WORK TO DO: Extract each line of the records below that contains the word "Bangalore".

[start of EXTRACTED DATA]

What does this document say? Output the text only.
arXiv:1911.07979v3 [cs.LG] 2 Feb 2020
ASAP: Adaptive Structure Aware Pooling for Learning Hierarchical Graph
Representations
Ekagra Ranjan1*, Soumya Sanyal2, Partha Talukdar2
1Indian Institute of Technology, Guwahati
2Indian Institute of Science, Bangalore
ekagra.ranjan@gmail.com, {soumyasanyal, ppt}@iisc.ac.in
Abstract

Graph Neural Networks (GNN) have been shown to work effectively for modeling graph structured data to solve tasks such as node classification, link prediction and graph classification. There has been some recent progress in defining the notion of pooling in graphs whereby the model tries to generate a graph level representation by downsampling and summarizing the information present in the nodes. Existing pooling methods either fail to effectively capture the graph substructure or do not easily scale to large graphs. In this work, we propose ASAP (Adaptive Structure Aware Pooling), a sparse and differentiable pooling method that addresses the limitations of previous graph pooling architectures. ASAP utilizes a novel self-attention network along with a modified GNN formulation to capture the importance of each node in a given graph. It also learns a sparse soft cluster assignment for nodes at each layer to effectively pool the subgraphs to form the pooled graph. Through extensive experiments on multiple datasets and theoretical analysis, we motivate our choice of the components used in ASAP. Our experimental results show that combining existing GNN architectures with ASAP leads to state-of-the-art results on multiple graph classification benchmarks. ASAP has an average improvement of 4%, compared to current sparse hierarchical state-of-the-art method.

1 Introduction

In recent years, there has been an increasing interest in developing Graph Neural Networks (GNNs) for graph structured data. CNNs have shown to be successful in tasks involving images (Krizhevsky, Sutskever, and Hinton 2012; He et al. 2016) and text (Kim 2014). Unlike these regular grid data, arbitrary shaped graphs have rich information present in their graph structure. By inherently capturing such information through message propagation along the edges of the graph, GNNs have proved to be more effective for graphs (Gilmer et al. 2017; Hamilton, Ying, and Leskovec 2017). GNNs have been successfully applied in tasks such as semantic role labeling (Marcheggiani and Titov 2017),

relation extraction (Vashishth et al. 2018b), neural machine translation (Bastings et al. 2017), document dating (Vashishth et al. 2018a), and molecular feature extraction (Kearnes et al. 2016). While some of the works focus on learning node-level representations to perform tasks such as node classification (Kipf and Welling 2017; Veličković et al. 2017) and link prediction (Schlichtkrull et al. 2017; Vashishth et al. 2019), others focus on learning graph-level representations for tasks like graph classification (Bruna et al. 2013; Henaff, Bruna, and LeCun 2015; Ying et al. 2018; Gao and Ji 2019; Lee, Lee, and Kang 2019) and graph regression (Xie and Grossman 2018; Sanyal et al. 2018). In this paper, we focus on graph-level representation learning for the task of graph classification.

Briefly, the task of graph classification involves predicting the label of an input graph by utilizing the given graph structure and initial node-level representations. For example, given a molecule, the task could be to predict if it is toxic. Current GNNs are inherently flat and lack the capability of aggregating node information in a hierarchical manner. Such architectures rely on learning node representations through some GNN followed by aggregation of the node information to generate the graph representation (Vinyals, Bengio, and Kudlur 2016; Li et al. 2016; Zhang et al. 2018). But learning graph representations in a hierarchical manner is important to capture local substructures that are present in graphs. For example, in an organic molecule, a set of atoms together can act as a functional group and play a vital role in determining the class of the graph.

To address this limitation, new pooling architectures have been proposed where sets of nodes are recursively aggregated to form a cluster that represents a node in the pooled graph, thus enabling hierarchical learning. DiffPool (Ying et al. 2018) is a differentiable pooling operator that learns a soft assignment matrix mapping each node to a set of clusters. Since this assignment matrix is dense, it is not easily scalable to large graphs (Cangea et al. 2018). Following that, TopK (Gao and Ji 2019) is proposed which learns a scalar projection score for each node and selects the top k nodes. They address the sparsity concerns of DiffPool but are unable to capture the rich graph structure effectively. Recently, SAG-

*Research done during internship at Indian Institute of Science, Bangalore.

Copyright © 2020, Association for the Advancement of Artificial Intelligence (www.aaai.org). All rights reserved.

[end of EXTRACTED DATA]

RESPONSE TO THIS TASK:
2Indian Institute of Science, Bangalore
*Research done during internship at Indian Institute of Science, Bangalore.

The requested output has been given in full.